### RECORDS PROVIDED ###

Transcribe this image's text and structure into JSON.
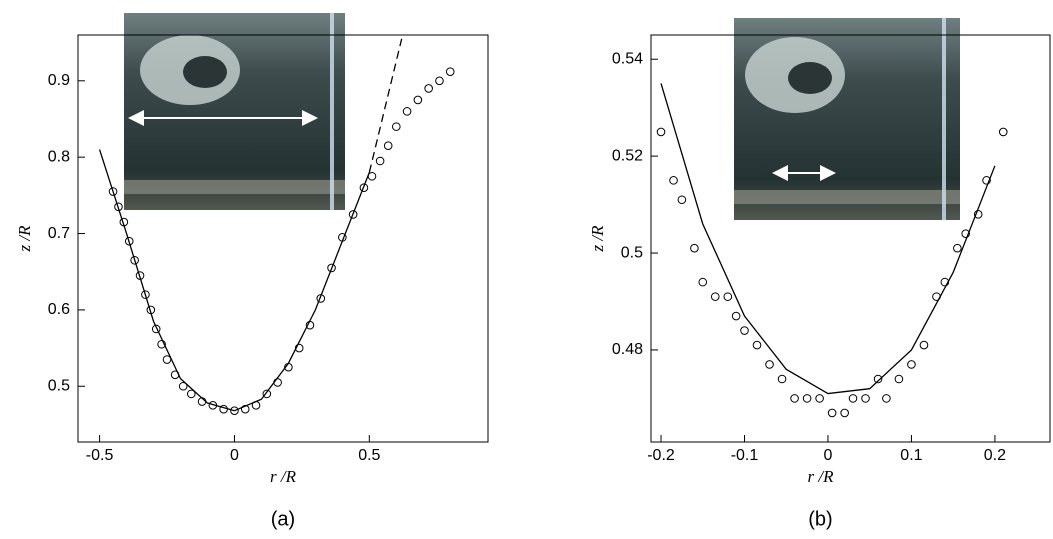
{
  "chart_data": [
    {
      "type": "scatter",
      "x_label": "r /R",
      "y_label": "z /R",
      "caption": "(a)",
      "xlim": [
        -0.58,
        0.94
      ],
      "ylim": [
        0.427,
        0.96
      ],
      "xticks": [
        -0.5,
        0,
        0.5
      ],
      "yticks": [
        0.5,
        0.6,
        0.7,
        0.8,
        0.9
      ],
      "series": [
        {
          "mode": "markers",
          "color": "#000000",
          "x": [
            -0.45,
            -0.43,
            -0.41,
            -0.39,
            -0.37,
            -0.35,
            -0.33,
            -0.31,
            -0.29,
            -0.27,
            -0.25,
            -0.22,
            -0.19,
            -0.16,
            -0.12,
            -0.08,
            -0.04,
            0,
            0.04,
            0.08,
            0.12,
            0.16,
            0.2,
            0.24,
            0.28,
            0.32,
            0.36,
            0.4,
            0.44,
            0.48,
            0.51,
            0.54,
            0.57,
            0.6,
            0.64,
            0.68,
            0.72,
            0.76,
            0.8
          ],
          "values": [
            0.755,
            0.735,
            0.715,
            0.69,
            0.665,
            0.645,
            0.62,
            0.6,
            0.575,
            0.555,
            0.535,
            0.515,
            0.5,
            0.49,
            0.48,
            0.475,
            0.47,
            0.468,
            0.47,
            0.475,
            0.49,
            0.505,
            0.525,
            0.55,
            0.58,
            0.615,
            0.655,
            0.695,
            0.725,
            0.76,
            0.775,
            0.795,
            0.815,
            0.84,
            0.86,
            0.875,
            0.89,
            0.9,
            0.912
          ]
        },
        {
          "mode": "line",
          "dash": false,
          "color": "#000000",
          "x": [
            -0.5,
            -0.4,
            -0.3,
            -0.2,
            -0.1,
            0,
            0.1,
            0.2,
            0.3,
            0.4,
            0.5
          ],
          "values": [
            0.81,
            0.7,
            0.585,
            0.51,
            0.478,
            0.468,
            0.483,
            0.53,
            0.6,
            0.69,
            0.78
          ]
        },
        {
          "mode": "line",
          "dash": true,
          "color": "#000000",
          "x": [
            0.5,
            0.62
          ],
          "values": [
            0.78,
            0.955
          ]
        }
      ]
    },
    {
      "type": "scatter",
      "x_label": "r /R",
      "y_label": "z /R",
      "caption": "(b)",
      "xlim": [
        -0.212,
        0.266
      ],
      "ylim": [
        0.461,
        0.545
      ],
      "xticks": [
        -0.2,
        -0.1,
        0,
        0.1,
        0.2
      ],
      "yticks": [
        0.48,
        0.5,
        0.52,
        0.54
      ],
      "series": [
        {
          "mode": "markers",
          "color": "#000000",
          "x": [
            -0.2,
            -0.185,
            -0.175,
            -0.16,
            -0.15,
            -0.135,
            -0.12,
            -0.11,
            -0.1,
            -0.085,
            -0.07,
            -0.055,
            -0.04,
            -0.025,
            -0.01,
            0.005,
            0.02,
            0.03,
            0.045,
            0.06,
            0.07,
            0.085,
            0.1,
            0.115,
            0.13,
            0.14,
            0.155,
            0.165,
            0.18,
            0.19,
            0.21
          ],
          "values": [
            0.525,
            0.515,
            0.511,
            0.501,
            0.494,
            0.491,
            0.491,
            0.487,
            0.484,
            0.481,
            0.477,
            0.474,
            0.47,
            0.47,
            0.47,
            0.467,
            0.467,
            0.47,
            0.47,
            0.474,
            0.47,
            0.474,
            0.477,
            0.481,
            0.491,
            0.494,
            0.501,
            0.504,
            0.508,
            0.515,
            0.525
          ]
        },
        {
          "mode": "line",
          "dash": false,
          "color": "#000000",
          "x": [
            -0.2,
            -0.15,
            -0.1,
            -0.05,
            0,
            0.05,
            0.1,
            0.15,
            0.2
          ],
          "values": [
            0.535,
            0.506,
            0.487,
            0.476,
            0.471,
            0.472,
            0.48,
            0.496,
            0.518
          ]
        }
      ]
    }
  ]
}
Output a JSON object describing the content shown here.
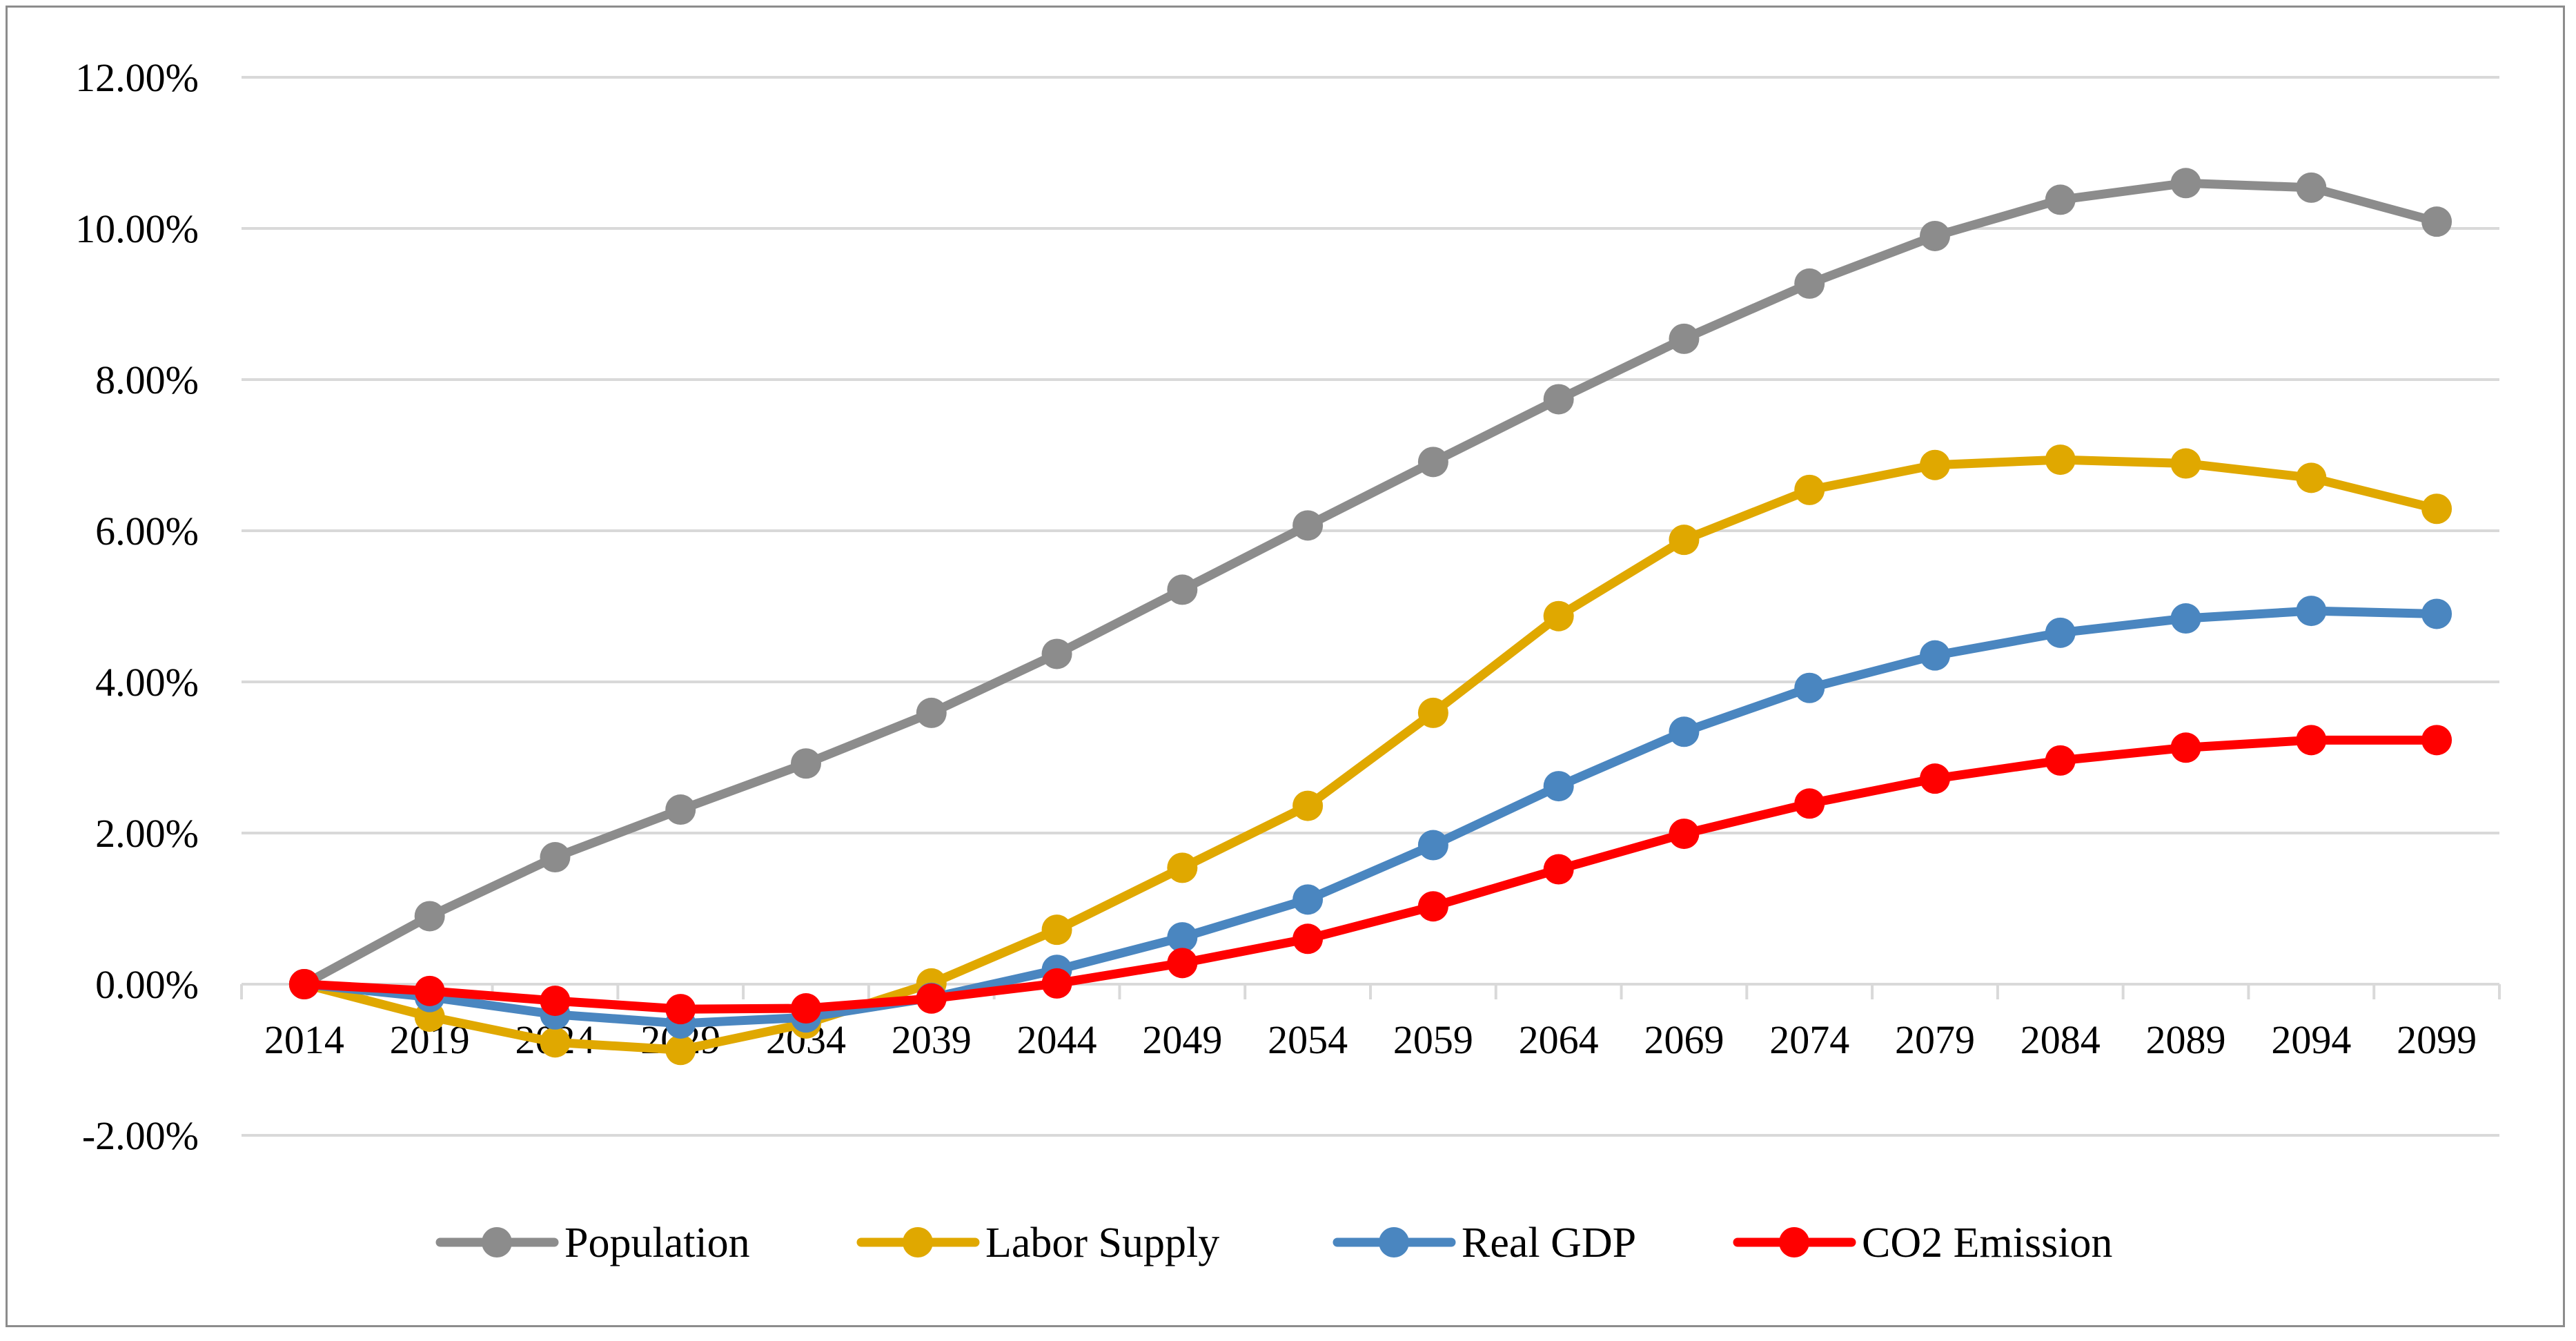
{
  "chart_data": {
    "type": "line",
    "title": "",
    "xlabel": "",
    "ylabel": "",
    "x": [
      "2014",
      "2019",
      "2024",
      "2029",
      "2034",
      "2039",
      "2044",
      "2049",
      "2054",
      "2059",
      "2064",
      "2069",
      "2074",
      "2079",
      "2084",
      "2089",
      "2094",
      "2099"
    ],
    "ylim": [
      -0.02,
      0.12
    ],
    "yticks": [
      -0.02,
      0.0,
      0.02,
      0.04,
      0.06,
      0.08,
      0.1,
      0.12
    ],
    "ytick_labels": [
      "-2.00%",
      "0.00%",
      "2.00%",
      "4.00%",
      "6.00%",
      "8.00%",
      "10.00%",
      "12.00%"
    ],
    "grid": true,
    "legend_position": "bottom",
    "series": [
      {
        "name": "Population",
        "color": "#8c8c8c",
        "values": [
          0.0,
          0.009,
          0.0168,
          0.0231,
          0.0292,
          0.0359,
          0.0437,
          0.0522,
          0.0607,
          0.0691,
          0.0774,
          0.0854,
          0.0927,
          0.099,
          0.1038,
          0.106,
          0.1054,
          0.1009
        ]
      },
      {
        "name": "Labor Supply",
        "color": "#e0a800",
        "values": [
          0.0,
          -0.0043,
          -0.0077,
          -0.0087,
          -0.0052,
          0.0001,
          0.0072,
          0.0154,
          0.0236,
          0.0359,
          0.0487,
          0.0588,
          0.0654,
          0.0687,
          0.0694,
          0.0689,
          0.067,
          0.0629
        ]
      },
      {
        "name": "Real GDP",
        "color": "#4a86c0",
        "values": [
          0.0,
          -0.0017,
          -0.004,
          -0.0052,
          -0.0044,
          -0.0018,
          0.0019,
          0.0062,
          0.0112,
          0.0184,
          0.0262,
          0.0334,
          0.0392,
          0.0435,
          0.0465,
          0.0484,
          0.0494,
          0.049
        ]
      },
      {
        "name": "CO2 Emission",
        "color": "#ff0000",
        "values": [
          0.0,
          -0.0009,
          -0.0022,
          -0.0033,
          -0.0032,
          -0.0019,
          0.0001,
          0.0028,
          0.006,
          0.0103,
          0.0152,
          0.0199,
          0.0239,
          0.0272,
          0.0296,
          0.0313,
          0.0323,
          0.0323
        ]
      }
    ]
  }
}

###

**PROBLEM TO SOLVE:** Word for word, quote the lines above. Omit the pictures.

**THE COMPLETED TASK:**
Transcribe this image's text and structure into JSON.
{
  "chart_data": [
    {
      "type": "scatter",
      "x_label": "r /R",
      "y_label": "z /R",
      "caption": "(a)",
      "xlim": [
        -0.58,
        0.94
      ],
      "ylim": [
        0.427,
        0.96
      ],
      "xticks": [
        -0.5,
        0,
        0.5
      ],
      "yticks": [
        0.5,
        0.6,
        0.7,
        0.8,
        0.9
      ],
      "series": [
        {
          "mode": "markers",
          "color": "#000000",
          "x": [
            -0.45,
            -0.43,
            -0.41,
            -0.39,
            -0.37,
            -0.35,
            -0.33,
            -0.31,
            -0.29,
            -0.27,
            -0.25,
            -0.22,
            -0.19,
            -0.16,
            -0.12,
            -0.08,
            -0.04,
            0,
            0.04,
            0.08,
            0.12,
            0.16,
            0.2,
            0.24,
            0.28,
            0.32,
            0.36,
            0.4,
            0.44,
            0.48,
            0.51,
            0.54,
            0.57,
            0.6,
            0.64,
            0.68,
            0.72,
            0.76,
            0.8
          ],
          "values": [
            0.755,
            0.735,
            0.715,
            0.69,
            0.665,
            0.645,
            0.62,
            0.6,
            0.575,
            0.555,
            0.535,
            0.515,
            0.5,
            0.49,
            0.48,
            0.475,
            0.47,
            0.468,
            0.47,
            0.475,
            0.49,
            0.505,
            0.525,
            0.55,
            0.58,
            0.615,
            0.655,
            0.695,
            0.725,
            0.76,
            0.775,
            0.795,
            0.815,
            0.84,
            0.86,
            0.875,
            0.89,
            0.9,
            0.912
          ]
        },
        {
          "mode": "line",
          "dash": false,
          "color": "#000000",
          "x": [
            -0.5,
            -0.4,
            -0.3,
            -0.2,
            -0.1,
            0,
            0.1,
            0.2,
            0.3,
            0.4,
            0.5
          ],
          "values": [
            0.81,
            0.7,
            0.585,
            0.51,
            0.478,
            0.468,
            0.483,
            0.53,
            0.6,
            0.69,
            0.78
          ]
        },
        {
          "mode": "line",
          "dash": true,
          "color": "#000000",
          "x": [
            0.5,
            0.62
          ],
          "values": [
            0.78,
            0.955
          ]
        }
      ]
    },
    {
      "type": "scatter",
      "x_label": "r /R",
      "y_label": "z /R",
      "caption": "(b)",
      "xlim": [
        -0.212,
        0.266
      ],
      "ylim": [
        0.461,
        0.545
      ],
      "xticks": [
        -0.2,
        -0.1,
        0,
        0.1,
        0.2
      ],
      "yticks": [
        0.48,
        0.5,
        0.52,
        0.54
      ],
      "series": [
        {
          "mode": "markers",
          "color": "#000000",
          "x": [
            -0.2,
            -0.185,
            -0.175,
            -0.16,
            -0.15,
            -0.135,
            -0.12,
            -0.11,
            -0.1,
            -0.085,
            -0.07,
            -0.055,
            -0.04,
            -0.025,
            -0.01,
            0.005,
            0.02,
            0.03,
            0.045,
            0.06,
            0.07,
            0.085,
            0.1,
            0.115,
            0.13,
            0.14,
            0.155,
            0.165,
            0.18,
            0.19,
            0.21
          ],
          "values": [
            0.525,
            0.515,
            0.511,
            0.501,
            0.494,
            0.491,
            0.491,
            0.487,
            0.484,
            0.481,
            0.477,
            0.474,
            0.47,
            0.47,
            0.47,
            0.467,
            0.467,
            0.47,
            0.47,
            0.474,
            0.47,
            0.474,
            0.477,
            0.481,
            0.491,
            0.494,
            0.501,
            0.504,
            0.508,
            0.515,
            0.525
          ]
        },
        {
          "mode": "line",
          "dash": false,
          "color": "#000000",
          "x": [
            -0.2,
            -0.15,
            -0.1,
            -0.05,
            0,
            0.05,
            0.1,
            0.15,
            0.2
          ],
          "values": [
            0.535,
            0.506,
            0.487,
            0.476,
            0.471,
            0.472,
            0.48,
            0.496,
            0.518
          ]
        }
      ]
    }
  ]
}
Output a JSON object describing the content shown here.
{
  "chart_data": {
    "type": "line",
    "title": "",
    "xlabel": "",
    "ylabel": "",
    "x": [
      "2014",
      "2019",
      "2024",
      "2029",
      "2034",
      "2039",
      "2044",
      "2049",
      "2054",
      "2059",
      "2064",
      "2069",
      "2074",
      "2079",
      "2084",
      "2089",
      "2094",
      "2099"
    ],
    "ylim": [
      -0.02,
      0.12
    ],
    "yticks": [
      -0.02,
      0.0,
      0.02,
      0.04,
      0.06,
      0.08,
      0.1,
      0.12
    ],
    "ytick_labels": [
      "-2.00%",
      "0.00%",
      "2.00%",
      "4.00%",
      "6.00%",
      "8.00%",
      "10.00%",
      "12.00%"
    ],
    "grid": true,
    "legend_position": "bottom",
    "series": [
      {
        "name": "Population",
        "color": "#8c8c8c",
        "values": [
          0.0,
          0.009,
          0.0168,
          0.0231,
          0.0292,
          0.0359,
          0.0437,
          0.0522,
          0.0607,
          0.0691,
          0.0774,
          0.0854,
          0.0927,
          0.099,
          0.1038,
          0.106,
          0.1054,
          0.1009
        ]
      },
      {
        "name": "Labor Supply",
        "color": "#e0a800",
        "values": [
          0.0,
          -0.0043,
          -0.0077,
          -0.0087,
          -0.0052,
          0.0001,
          0.0072,
          0.0154,
          0.0236,
          0.0359,
          0.0487,
          0.0588,
          0.0654,
          0.0687,
          0.0694,
          0.0689,
          0.067,
          0.0629
        ]
      },
      {
        "name": "Real GDP",
        "color": "#4a86c0",
        "values": [
          0.0,
          -0.0017,
          -0.004,
          -0.0052,
          -0.0044,
          -0.0018,
          0.0019,
          0.0062,
          0.0112,
          0.0184,
          0.0262,
          0.0334,
          0.0392,
          0.0435,
          0.0465,
          0.0484,
          0.0494,
          0.049
        ]
      },
      {
        "name": "CO2 Emission",
        "color": "#ff0000",
        "values": [
          0.0,
          -0.0009,
          -0.0022,
          -0.0033,
          -0.0032,
          -0.0019,
          0.0001,
          0.0028,
          0.006,
          0.0103,
          0.0152,
          0.0199,
          0.0239,
          0.0272,
          0.0296,
          0.0313,
          0.0323,
          0.0323
        ]
      }
    ]
  }
}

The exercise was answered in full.